▶ WHAT YOU NEED TO DO
Find the string "Anax" in the listing and report every line that has it.

▶ DATA FOR THE TASK
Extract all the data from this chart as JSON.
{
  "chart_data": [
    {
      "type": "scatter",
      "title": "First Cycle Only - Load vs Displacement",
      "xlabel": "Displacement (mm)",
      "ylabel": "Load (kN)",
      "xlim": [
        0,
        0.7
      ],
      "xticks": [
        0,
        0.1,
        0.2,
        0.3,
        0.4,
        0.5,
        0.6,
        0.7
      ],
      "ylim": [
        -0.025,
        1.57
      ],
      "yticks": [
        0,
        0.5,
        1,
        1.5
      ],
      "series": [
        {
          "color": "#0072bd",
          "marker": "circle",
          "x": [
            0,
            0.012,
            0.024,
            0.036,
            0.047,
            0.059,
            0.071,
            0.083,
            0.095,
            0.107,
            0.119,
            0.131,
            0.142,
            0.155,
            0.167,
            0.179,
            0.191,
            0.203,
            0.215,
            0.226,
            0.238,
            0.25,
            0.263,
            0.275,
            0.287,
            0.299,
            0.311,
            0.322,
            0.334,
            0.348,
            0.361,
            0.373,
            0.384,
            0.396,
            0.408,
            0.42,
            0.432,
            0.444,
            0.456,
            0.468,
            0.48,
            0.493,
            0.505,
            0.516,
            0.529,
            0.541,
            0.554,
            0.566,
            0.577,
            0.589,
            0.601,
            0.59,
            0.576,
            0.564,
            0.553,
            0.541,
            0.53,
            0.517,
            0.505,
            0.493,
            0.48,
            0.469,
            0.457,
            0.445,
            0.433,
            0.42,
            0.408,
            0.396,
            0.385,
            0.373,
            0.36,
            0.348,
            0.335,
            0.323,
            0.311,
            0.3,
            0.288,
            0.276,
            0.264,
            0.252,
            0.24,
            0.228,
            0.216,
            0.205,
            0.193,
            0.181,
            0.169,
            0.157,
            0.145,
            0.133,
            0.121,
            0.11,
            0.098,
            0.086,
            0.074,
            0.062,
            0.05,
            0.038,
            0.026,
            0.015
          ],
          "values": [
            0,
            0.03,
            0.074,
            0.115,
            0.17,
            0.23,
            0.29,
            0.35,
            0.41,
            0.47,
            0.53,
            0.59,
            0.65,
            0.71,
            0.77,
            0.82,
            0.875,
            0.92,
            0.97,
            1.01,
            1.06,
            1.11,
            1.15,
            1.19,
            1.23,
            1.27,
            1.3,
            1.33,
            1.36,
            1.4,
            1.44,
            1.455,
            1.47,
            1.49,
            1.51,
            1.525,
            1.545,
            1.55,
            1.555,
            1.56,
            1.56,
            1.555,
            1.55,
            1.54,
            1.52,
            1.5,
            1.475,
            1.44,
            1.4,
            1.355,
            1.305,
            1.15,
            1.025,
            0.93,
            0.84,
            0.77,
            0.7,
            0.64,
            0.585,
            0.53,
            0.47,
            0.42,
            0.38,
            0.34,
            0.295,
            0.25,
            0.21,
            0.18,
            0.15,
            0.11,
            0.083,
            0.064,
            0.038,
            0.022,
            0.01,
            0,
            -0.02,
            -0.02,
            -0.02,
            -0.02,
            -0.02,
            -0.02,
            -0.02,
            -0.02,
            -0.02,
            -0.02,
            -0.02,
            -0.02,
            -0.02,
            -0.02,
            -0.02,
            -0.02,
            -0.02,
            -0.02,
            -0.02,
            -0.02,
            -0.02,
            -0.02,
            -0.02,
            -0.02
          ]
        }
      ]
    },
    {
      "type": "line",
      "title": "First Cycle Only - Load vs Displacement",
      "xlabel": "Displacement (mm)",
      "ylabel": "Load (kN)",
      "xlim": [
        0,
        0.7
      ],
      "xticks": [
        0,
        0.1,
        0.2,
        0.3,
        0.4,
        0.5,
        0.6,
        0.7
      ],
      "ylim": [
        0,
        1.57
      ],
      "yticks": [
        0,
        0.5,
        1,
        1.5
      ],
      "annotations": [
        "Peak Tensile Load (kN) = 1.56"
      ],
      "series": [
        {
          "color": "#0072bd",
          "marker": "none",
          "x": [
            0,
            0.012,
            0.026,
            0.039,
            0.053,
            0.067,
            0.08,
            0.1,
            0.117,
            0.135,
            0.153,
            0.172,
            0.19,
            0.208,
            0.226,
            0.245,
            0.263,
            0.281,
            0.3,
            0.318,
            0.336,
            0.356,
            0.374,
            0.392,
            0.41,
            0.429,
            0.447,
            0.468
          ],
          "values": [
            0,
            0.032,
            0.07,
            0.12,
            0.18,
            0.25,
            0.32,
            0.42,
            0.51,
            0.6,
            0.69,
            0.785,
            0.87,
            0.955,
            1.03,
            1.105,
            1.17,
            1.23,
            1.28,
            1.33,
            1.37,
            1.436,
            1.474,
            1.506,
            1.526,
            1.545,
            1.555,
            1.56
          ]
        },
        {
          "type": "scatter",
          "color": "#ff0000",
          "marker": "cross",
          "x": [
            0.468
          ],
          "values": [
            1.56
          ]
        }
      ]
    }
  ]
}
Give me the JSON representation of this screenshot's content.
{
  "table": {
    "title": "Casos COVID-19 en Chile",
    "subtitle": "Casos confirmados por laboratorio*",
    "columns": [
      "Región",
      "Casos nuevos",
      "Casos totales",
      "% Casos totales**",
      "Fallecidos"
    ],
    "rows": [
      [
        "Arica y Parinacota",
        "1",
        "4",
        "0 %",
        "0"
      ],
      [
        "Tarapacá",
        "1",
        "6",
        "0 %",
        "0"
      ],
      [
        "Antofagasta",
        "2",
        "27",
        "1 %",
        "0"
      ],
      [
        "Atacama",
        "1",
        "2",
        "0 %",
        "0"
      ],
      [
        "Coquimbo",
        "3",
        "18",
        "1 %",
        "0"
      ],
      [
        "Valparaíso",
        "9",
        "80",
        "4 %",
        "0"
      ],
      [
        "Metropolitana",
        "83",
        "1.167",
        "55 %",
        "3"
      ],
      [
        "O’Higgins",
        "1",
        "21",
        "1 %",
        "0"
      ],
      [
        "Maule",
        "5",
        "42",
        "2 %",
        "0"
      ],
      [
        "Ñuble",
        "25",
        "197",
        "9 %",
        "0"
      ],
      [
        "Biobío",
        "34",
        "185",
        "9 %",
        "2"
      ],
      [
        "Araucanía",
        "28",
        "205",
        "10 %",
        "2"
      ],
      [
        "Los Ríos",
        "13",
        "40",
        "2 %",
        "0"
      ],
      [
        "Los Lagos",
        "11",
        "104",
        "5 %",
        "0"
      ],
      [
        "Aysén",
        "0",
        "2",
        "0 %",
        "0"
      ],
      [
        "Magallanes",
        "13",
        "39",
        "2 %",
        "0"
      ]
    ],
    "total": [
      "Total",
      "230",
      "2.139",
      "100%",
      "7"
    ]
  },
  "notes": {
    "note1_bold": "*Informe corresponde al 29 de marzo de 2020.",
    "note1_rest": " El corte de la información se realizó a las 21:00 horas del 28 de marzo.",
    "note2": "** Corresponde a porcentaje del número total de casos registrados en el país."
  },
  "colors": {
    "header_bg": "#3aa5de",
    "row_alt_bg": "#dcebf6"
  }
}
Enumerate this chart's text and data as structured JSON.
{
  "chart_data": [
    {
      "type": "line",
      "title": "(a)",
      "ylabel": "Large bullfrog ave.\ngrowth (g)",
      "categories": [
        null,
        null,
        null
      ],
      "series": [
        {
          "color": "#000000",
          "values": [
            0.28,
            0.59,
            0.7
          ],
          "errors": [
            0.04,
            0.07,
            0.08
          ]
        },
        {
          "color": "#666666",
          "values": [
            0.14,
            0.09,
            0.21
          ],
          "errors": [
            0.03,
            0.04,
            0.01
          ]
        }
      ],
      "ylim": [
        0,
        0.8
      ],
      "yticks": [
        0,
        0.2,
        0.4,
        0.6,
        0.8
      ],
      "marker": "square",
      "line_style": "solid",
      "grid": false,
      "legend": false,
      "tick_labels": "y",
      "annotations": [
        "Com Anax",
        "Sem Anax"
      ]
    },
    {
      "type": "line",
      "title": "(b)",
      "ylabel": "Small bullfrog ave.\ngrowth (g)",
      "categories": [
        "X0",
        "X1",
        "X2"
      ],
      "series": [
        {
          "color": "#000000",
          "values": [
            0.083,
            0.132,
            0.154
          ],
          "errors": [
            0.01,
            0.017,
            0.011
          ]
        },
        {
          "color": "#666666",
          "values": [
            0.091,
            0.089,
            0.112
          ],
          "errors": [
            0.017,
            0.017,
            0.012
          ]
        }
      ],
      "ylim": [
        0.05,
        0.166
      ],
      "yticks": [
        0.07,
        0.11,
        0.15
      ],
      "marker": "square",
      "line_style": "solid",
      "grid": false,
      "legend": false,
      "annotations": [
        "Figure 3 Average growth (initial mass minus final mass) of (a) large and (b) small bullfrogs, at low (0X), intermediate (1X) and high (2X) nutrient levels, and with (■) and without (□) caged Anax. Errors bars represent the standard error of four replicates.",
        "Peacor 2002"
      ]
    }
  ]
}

▶ EXPECTED OUTPUT
        "Com Anax",
        "Sem Anax"
        "Figure 3 Average growth (initial mass minus final mass) of (a) large and (b) small bullfrogs, at low (0X), intermediate (1X) and high (2X) nutrient levels, and with (■) and without (□) caged Anax. Errors bars represent the standard error of four replicates.",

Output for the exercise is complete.